* _What is expected_
Tally the lines of the data that include the word "value" and state the total, nothing else.

>> begin

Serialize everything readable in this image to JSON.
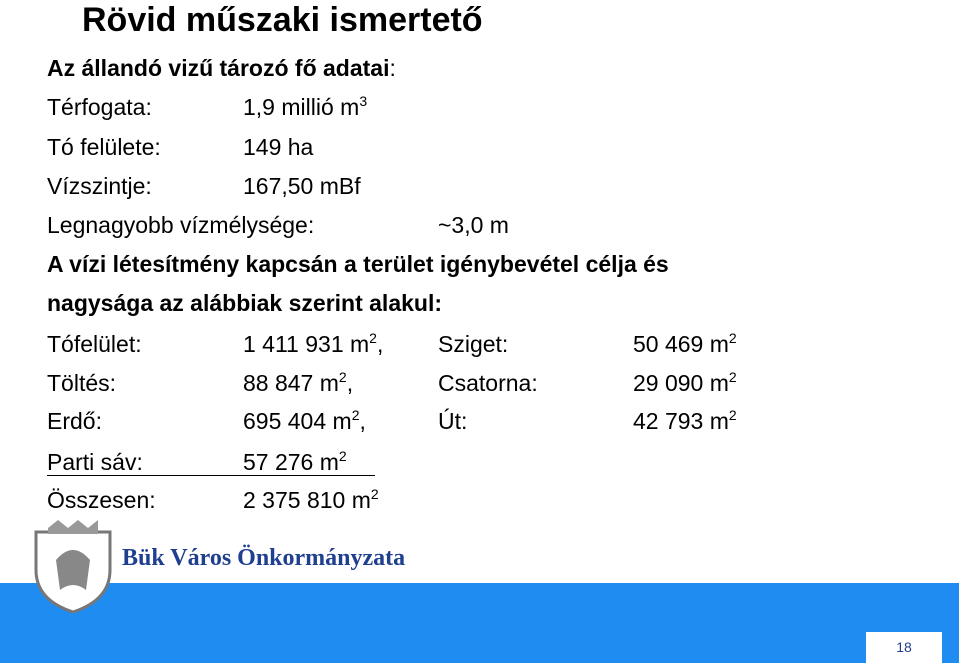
{
  "title": "Rövid műszaki ismertető",
  "reservoir": {
    "heading": "Az állandó vizű tározó fő adatai",
    "heading_colon": ":",
    "rows": [
      {
        "label": "Térfogata:",
        "value": "1,9 millió m",
        "sup": "3"
      },
      {
        "label": "Tó felülete:",
        "value": "149 ha"
      },
      {
        "label": "Vízszintje:",
        "value": "167,50 mBf"
      },
      {
        "label": "Legnagyobb vízmélysége:",
        "value": "~3,0 m"
      }
    ]
  },
  "land_use": {
    "heading": [
      "A vízi létesítmény kapcsán a terület igénybevétel célja és",
      "nagysága az alábbiak szerint alakul:"
    ],
    "rows": [
      [
        {
          "label": "Tófelület:",
          "value": "1 411 931 m",
          "sup": "2",
          "suffix": ","
        },
        {
          "label": "Sziget:",
          "value": "50 469 m",
          "sup": "2"
        }
      ],
      [
        {
          "label": "Töltés:",
          "value": "88 847 m",
          "sup": "2",
          "suffix": ","
        },
        {
          "label": "Csatorna:",
          "value": "29 090 m",
          "sup": "2"
        }
      ],
      [
        {
          "label": "Erdő:",
          "value": "695 404 m",
          "sup": "2",
          "suffix": ","
        },
        {
          "label": "Út:",
          "value": "42 793 m",
          "sup": "2"
        }
      ]
    ],
    "subtotal": {
      "label": "Parti sáv:",
      "value": "57 276 m",
      "sup": "2"
    },
    "total": {
      "label": "Összesen:",
      "value": "2 375 810 m",
      "sup": "2"
    }
  },
  "footer": {
    "organization": "Bük Város Önkormányzata",
    "page_number": "18"
  }
}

>> end

* _Answer for this exercise_
12